#### Your instructions:
Please give the count of lines below with the string "regulaci" in them, and no other words.

Text content records for pages
• • •
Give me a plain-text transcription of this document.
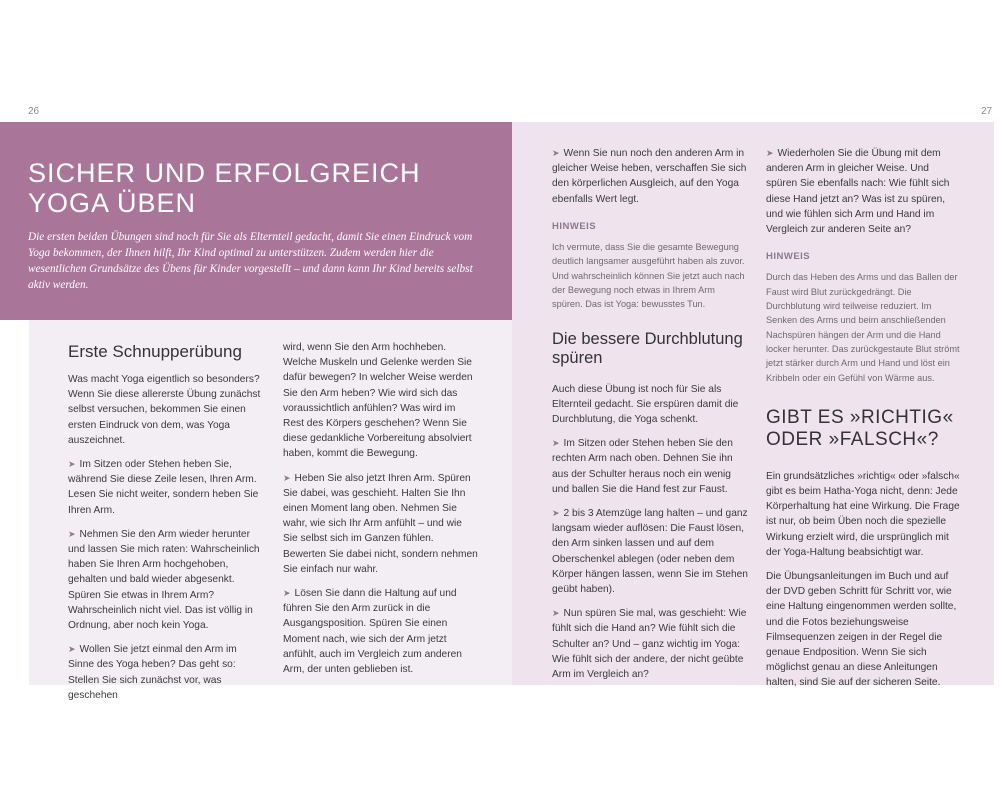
26	27
SICHER UND ERFOLGREICH
YOGA ÜBEN

Die ersten beiden Übungen sind noch für Sie als Elternteil gedacht, damit Sie einen Eindruck vom Yoga bekommen, der Ihnen hilft, Ihr Kind optimal zu unterstützen. Zudem werden hier die wesentlichen Grundsätze des Übens für Kinder vorgestellt – und dann kann Ihr Kind bereits selbst aktiv werden.

Erste Schnupperübung

Was macht Yoga eigentlich so besonders? Wenn Sie diese allererste Übung zunächst selbst versuchen, bekommen Sie einen ersten Eindruck von dem, was Yoga auszeichnet.

➤ Im Sitzen oder Stehen heben Sie, während Sie diese Zeile lesen, Ihren Arm. Lesen Sie nicht weiter, sondern heben Sie Ihren Arm.

➤ Nehmen Sie den Arm wieder herunter und lassen Sie mich raten: Wahrscheinlich haben Sie Ihren Arm hochgehoben, gehalten und bald wieder abgesenkt. Spüren Sie etwas in Ihrem Arm? Wahrscheinlich nicht viel. Das ist völlig in Ordnung, aber noch kein Yoga.

➤ Wollen Sie jetzt einmal den Arm im Sinne des Yoga heben? Das geht so: Stellen Sie sich zunächst vor, was geschehen

wird, wenn Sie den Arm hochheben. Welche Muskeln und Gelenke werden Sie dafür bewegen? In welcher Weise werden Sie den Arm heben? Wie wird sich das voraussichtlich anfühlen? Was wird im Rest des Körpers geschehen? Wenn Sie diese gedankliche Vorbereitung absolviert haben, kommt die Bewegung.

➤ Heben Sie also jetzt Ihren Arm. Spüren Sie dabei, was geschieht. Halten Sie Ihn einen Moment lang oben. Nehmen Sie wahr, wie sich Ihr Arm anfühlt – und wie Sie selbst sich im Ganzen fühlen. Bewerten Sie dabei nicht, sondern nehmen Sie einfach nur wahr.

➤ Lösen Sie dann die Haltung auf und führen Sie den Arm zurück in die Ausgangsposition. Spüren Sie einen Moment nach, wie sich der Arm jetzt anfühlt, auch im Vergleich zum anderen Arm, der unten geblieben ist.

➤ Wenn Sie nun noch den anderen Arm in gleicher Weise heben, verschaffen Sie sich den körperlichen Ausgleich, auf den Yoga ebenfalls Wert legt.

HINWEIS

Ich vermute, dass Sie die gesamte Bewegung deutlich langsamer ausgeführt haben als zuvor. Und wahrscheinlich können Sie jetzt auch nach der Bewegung noch etwas in Ihrem Arm spüren. Das ist Yoga: bewusstes Tun.

Die bessere Durchblutung
spüren

Auch diese Übung ist noch für Sie als Elternteil gedacht. Sie erspüren damit die Durchblutung, die Yoga schenkt.

➤ Im Sitzen oder Stehen heben Sie den rechten Arm nach oben. Dehnen Sie ihn aus der Schulter heraus noch ein wenig und ballen Sie die Hand fest zur Faust.

➤ 2 bis 3 Atemzüge lang halten – und ganz langsam wieder auflösen: Die Faust lösen, den Arm sinken lassen und auf dem Oberschenkel ablegen (oder neben dem Körper hängen lassen, wenn Sie im Stehen geübt haben).

➤ Nun spüren Sie mal, was geschieht: Wie fühlt sich die Hand an? Wie fühlt sich die Schulter an? Und – ganz wichtig im Yoga: Wie fühlt sich der andere, der nicht geübte Arm im Vergleich an?

➤ Wiederholen Sie die Übung mit dem anderen Arm in gleicher Weise. Und spüren Sie ebenfalls nach: Wie fühlt sich diese Hand jetzt an? Was ist zu spüren, und wie fühlen sich Arm und Hand im Vergleich zur anderen Seite an?

HINWEIS

Durch das Heben des Arms und das Ballen der Faust wird Blut zurückgedrängt. Die Durchblutung wird teilweise reduziert. Im Senken des Arms und beim anschließenden Nachspüren hängen der Arm und die Hand locker herunter. Das zurückgestaute Blut strömt jetzt stärker durch Arm und Hand und löst ein Kribbeln oder ein Gefühl von Wärme aus.

GIBT ES »RICHTIG«
ODER »FALSCH«?

Ein grundsätzliches »richtig« oder »falsch« gibt es beim Hatha-Yoga nicht, denn: Jede Körperhaltung hat eine Wirkung. Die Frage ist nur, ob beim Üben noch die spezielle Wirkung erzielt wird, die ursprünglich mit der Yoga-Haltung beabsichtigt war.

Die Übungsanleitungen im Buch und auf der DVD geben Schritt für Schritt vor, wie eine Haltung eingenommen werden sollte, und die Fotos beziehungsweise Filmsequenzen zeigen in der Regel die genaue Endposition. Wenn Sie sich möglichst genau an diese Anleitungen halten, sind Sie auf der sicheren Seite.
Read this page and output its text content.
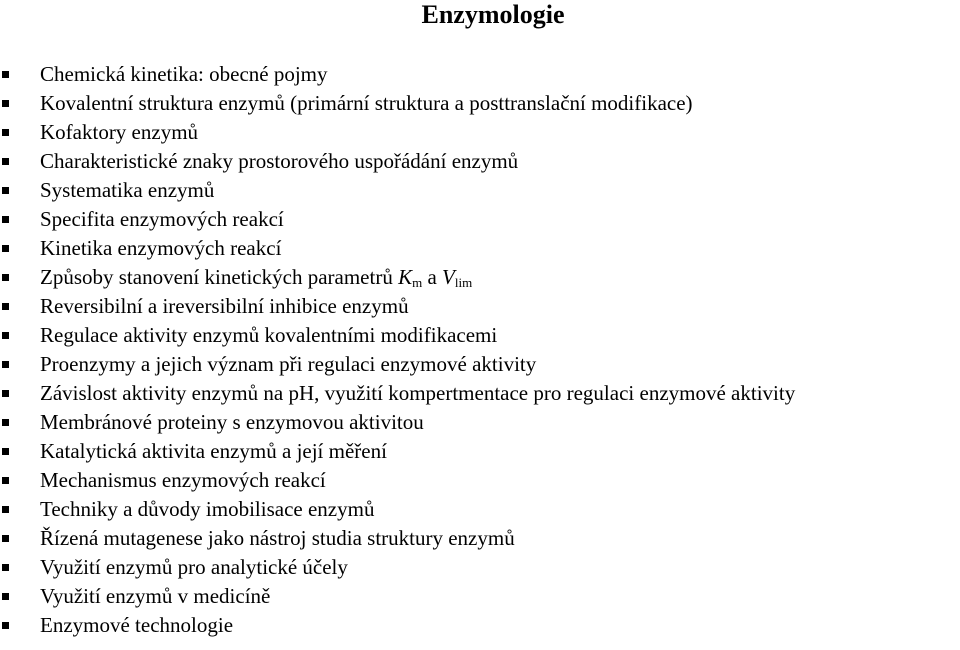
Enzymologie
Chemická kinetika: obecné pojmy
Kovalentní struktura enzymů (primární struktura a posttranslační modifikace)
Kofaktory enzymů
Charakteristické znaky prostorového uspořádání enzymů
Systematika enzymů
Specifita enzymových reakcí
Kinetika enzymových reakcí
Způsoby stanovení kinetických parametrů $K_m$ a $V_{lim}$
Reversibilní a ireversibilní inhibice enzymů
Regulace aktivity enzymů kovalentními modifikacemi
Proenzymy a jejich význam při regulaci enzymové aktivity
Závislost aktivity enzymů na pH, využití kompertmentace pro regulaci enzymové aktivity
Membránové proteiny s enzymovou aktivitou
Katalytická aktivita enzymů a její měření
Mechanismus enzymových reakcí
Techniky a důvody imobilisace enzymů
Řízená mutagenese jako nástroj studia struktury enzymů
Využití enzymů pro analytické účely
Využití enzymů v medicíně
Enzymové technologie
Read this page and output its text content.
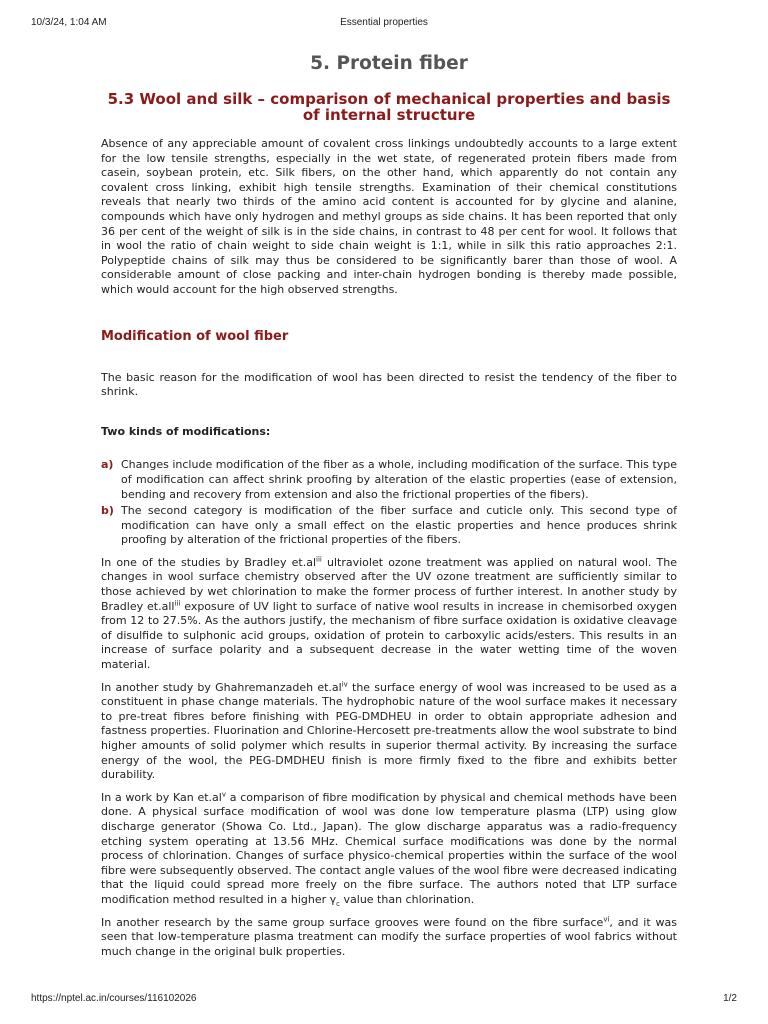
10/3/24, 1:04 AM	Essential properties
5. Protein fiber
5.3 Wool and silk – comparison of mechanical properties and basis of internal structure

Absence of any appreciable amount of covalent cross linkings undoubtedly accounts to a large extent for the low tensile strengths, especially in the wet state, of regenerated protein fibers made from casein, soybean protein, etc. Silk fibers, on the other hand, which apparently do not contain any covalent cross linking, exhibit high tensile strengths. Examination of their chemical constitutions reveals that nearly two thirds of the amino acid content is accounted for by glycine and alanine, compounds which have only hydrogen and methyl groups as side chains. It has been reported that only 36 per cent of the weight of silk is in the side chains, in contrast to 48 per cent for wool. It follows that in wool the ratio of chain weight to side chain weight is 1:1, while in silk this ratio approaches 2:1. Polypeptide chains of silk may thus be considered to be significantly barer than those of wool. A considerable amount of close packing and inter-chain hydrogen bonding is thereby made possible, which would account for the high observed strengths.

Modification of wool fiber

The basic reason for the modification of wool has been directed to resist the tendency of the fiber to shrink.

Two kinds of modifications:
a) Changes include modification of the fiber as a whole, including modification of the surface. This type of modification can affect shrink proofing by alteration of the elastic properties (ease of extension, bending and recovery from extension and also the frictional properties of the fibers).
b) The second category is modification of the fiber surface and cuticle only. This second type of modification can have only a small effect on the elastic properties and hence produces shrink proofing by alteration of the frictional properties of the fibers.

In one of the studies by Bradley $et.al^{iii}$ ultraviolet ozone treatment was applied on natural wool. The changes in wool surface chemistry observed after the UV ozone treatment are sufficiently similar to those achieved by wet chlorination to make the former process of further interest. In another study by Bradley et.all$^{iii}$ exposure of UV light to surface of native wool results in increase in chemisorbed oxygen from 12 to 27.5%. As the authors justify, the mechanism of fibre surface oxidation is oxidative cleavage of disulfide to sulphonic acid groups, oxidation of protein to carboxylic acids/esters. This results in an increase of surface polarity and a subsequent decrease in the water wetting time of the woven material.

In another study by Ghahremanzadeh $et.al^{iv}$ the surface energy of wool was increased to be used as a constituent in phase change materials. The hydrophobic nature of the wool surface makes it necessary to pre-treat fibres before finishing with PEG-DMDHEU in order to obtain appropriate adhesion and fastness properties. Fluorination and Chlorine-Hercosett pre-treatments allow the wool substrate to bind higher amounts of solid polymer which results in superior thermal activity. By increasing the surface energy of the wool, the PEG-DMDHEU finish is more firmly fixed to the fibre and exhibits better durability.

In a work by Kan $et.al^v$ a comparison of fibre modification by physical and chemical methods have been done. A physical surface modification of wool was done low temperature plasma (LTP) using glow discharge generator (Showa Co. Ltd., Japan). The glow discharge apparatus was a radio-frequency etching system operating at 13.56 MHz. Chemical surface modifications was done by the normal process of chlorination. Changes of surface physico-chemical properties within the surface of the wool fibre were subsequently observed. The contact angle values of the wool fibre were decreased indicating that the liquid could spread more freely on the fibre surface. The authors noted that LTP surface modification method resulted in a higher $\gamma_c$ value than chlorination.

In another research by the same group surface grooves were found on the fibre surface$^{vi}$, and it was seen that low-temperature plasma treatment can modify the surface properties of wool fabrics without much change in the original bulk properties.

https://nptel.ac.in/courses/116102026	1/2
• • •
#### Answer to this exercise:
2